Set problem:
Print all the entries verbatim.

Given data:
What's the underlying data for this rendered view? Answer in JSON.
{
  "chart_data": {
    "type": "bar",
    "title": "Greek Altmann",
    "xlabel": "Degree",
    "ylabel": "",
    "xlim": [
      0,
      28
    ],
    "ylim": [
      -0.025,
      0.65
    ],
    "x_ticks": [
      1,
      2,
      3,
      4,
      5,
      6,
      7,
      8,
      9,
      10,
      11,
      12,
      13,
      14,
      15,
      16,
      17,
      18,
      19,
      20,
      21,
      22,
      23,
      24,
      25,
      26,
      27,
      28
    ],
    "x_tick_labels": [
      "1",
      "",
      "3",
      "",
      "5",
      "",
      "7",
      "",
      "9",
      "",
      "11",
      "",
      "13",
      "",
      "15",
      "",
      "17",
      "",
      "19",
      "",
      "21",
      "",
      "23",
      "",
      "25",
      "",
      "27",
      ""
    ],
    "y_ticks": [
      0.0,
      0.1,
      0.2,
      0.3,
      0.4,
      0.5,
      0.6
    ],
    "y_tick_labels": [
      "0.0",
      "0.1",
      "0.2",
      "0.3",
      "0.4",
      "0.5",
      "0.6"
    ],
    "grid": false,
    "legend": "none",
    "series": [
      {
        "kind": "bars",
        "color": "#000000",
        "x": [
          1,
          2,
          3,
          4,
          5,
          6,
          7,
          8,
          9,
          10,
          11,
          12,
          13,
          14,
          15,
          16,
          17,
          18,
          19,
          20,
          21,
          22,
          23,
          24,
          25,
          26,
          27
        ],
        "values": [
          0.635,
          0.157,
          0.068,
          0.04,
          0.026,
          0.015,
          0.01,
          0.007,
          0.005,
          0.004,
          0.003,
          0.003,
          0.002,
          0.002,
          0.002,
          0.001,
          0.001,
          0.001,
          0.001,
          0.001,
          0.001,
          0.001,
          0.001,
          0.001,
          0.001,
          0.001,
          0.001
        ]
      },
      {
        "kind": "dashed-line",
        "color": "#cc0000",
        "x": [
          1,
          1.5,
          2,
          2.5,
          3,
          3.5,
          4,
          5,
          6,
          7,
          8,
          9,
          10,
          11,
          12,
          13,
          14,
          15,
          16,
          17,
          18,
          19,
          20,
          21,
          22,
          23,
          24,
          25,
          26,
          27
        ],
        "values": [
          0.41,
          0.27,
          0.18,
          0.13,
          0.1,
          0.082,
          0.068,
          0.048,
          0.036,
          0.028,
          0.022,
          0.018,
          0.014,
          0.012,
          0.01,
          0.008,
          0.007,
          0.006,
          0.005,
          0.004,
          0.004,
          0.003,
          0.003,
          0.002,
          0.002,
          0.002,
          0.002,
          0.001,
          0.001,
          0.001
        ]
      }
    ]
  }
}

Full answer:
What's the underlying data for this rendered view? Answer in JSON.
{
  "chart_data": {
    "type": "bar",
    "title": "Greek Altmann",
    "xlabel": "Degree",
    "ylabel": "",
    "xlim": [
      0,
      28
    ],
    "ylim": [
      -0.025,
      0.65
    ],
    "x_ticks": [
      1,
      2,
      3,
      4,
      5,
      6,
      7,
      8,
      9,
      10,
      11,
      12,
      13,
      14,
      15,
      16,
      17,
      18,
      19,
      20,
      21,
      22,
      23,
      24,
      25,
      26,
      27,
      28
    ],
    "x_tick_labels": [
      "1",
      "",
      "3",
      "",
      "5",
      "",
      "7",
      "",
      "9",
      "",
      "11",
      "",
      "13",
      "",
      "15",
      "",
      "17",
      "",
      "19",
      "",
      "21",
      "",
      "23",
      "",
      "25",
      "",
      "27",
      ""
    ],
    "y_ticks": [
      0.0,
      0.1,
      0.2,
      0.3,
      0.4,
      0.5,
      0.6
    ],
    "y_tick_labels": [
      "0.0",
      "0.1",
      "0.2",
      "0.3",
      "0.4",
      "0.5",
      "0.6"
    ],
    "grid": false,
    "legend": "none",
    "series": [
      {
        "kind": "bars",
        "color": "#000000",
        "x": [
          1,
          2,
          3,
          4,
          5,
          6,
          7,
          8,
          9,
          10,
          11,
          12,
          13,
          14,
          15,
          16,
          17,
          18,
          19,
          20,
          21,
          22,
          23,
          24,
          25,
          26,
          27
        ],
        "values": [
          0.635,
          0.157,
          0.068,
          0.04,
          0.026,
          0.015,
          0.01,
          0.007,
          0.005,
          0.004,
          0.003,
          0.003,
          0.002,
          0.002,
          0.002,
          0.001,
          0.001,
          0.001,
          0.001,
          0.001,
          0.001,
          0.001,
          0.001,
          0.001,
          0.001,
          0.001,
          0.001
        ]
      },
      {
        "kind": "dashed-line",
        "color": "#cc0000",
        "x": [
          1,
          1.5,
          2,
          2.5,
          3,
          3.5,
          4,
          5,
          6,
          7,
          8,
          9,
          10,
          11,
          12,
          13,
          14,
          15,
          16,
          17,
          18,
          19,
          20,
          21,
          22,
          23,
          24,
          25,
          26,
          27
        ],
        "values": [
          0.41,
          0.27,
          0.18,
          0.13,
          0.1,
          0.082,
          0.068,
          0.048,
          0.036,
          0.028,
          0.022,
          0.018,
          0.014,
          0.012,
          0.01,
          0.008,
          0.007,
          0.006,
          0.005,
          0.004,
          0.004,
          0.003,
          0.003,
          0.002,
          0.002,
          0.002,
          0.002,
          0.001,
          0.001,
          0.001
        ]
      }
    ]
  }
}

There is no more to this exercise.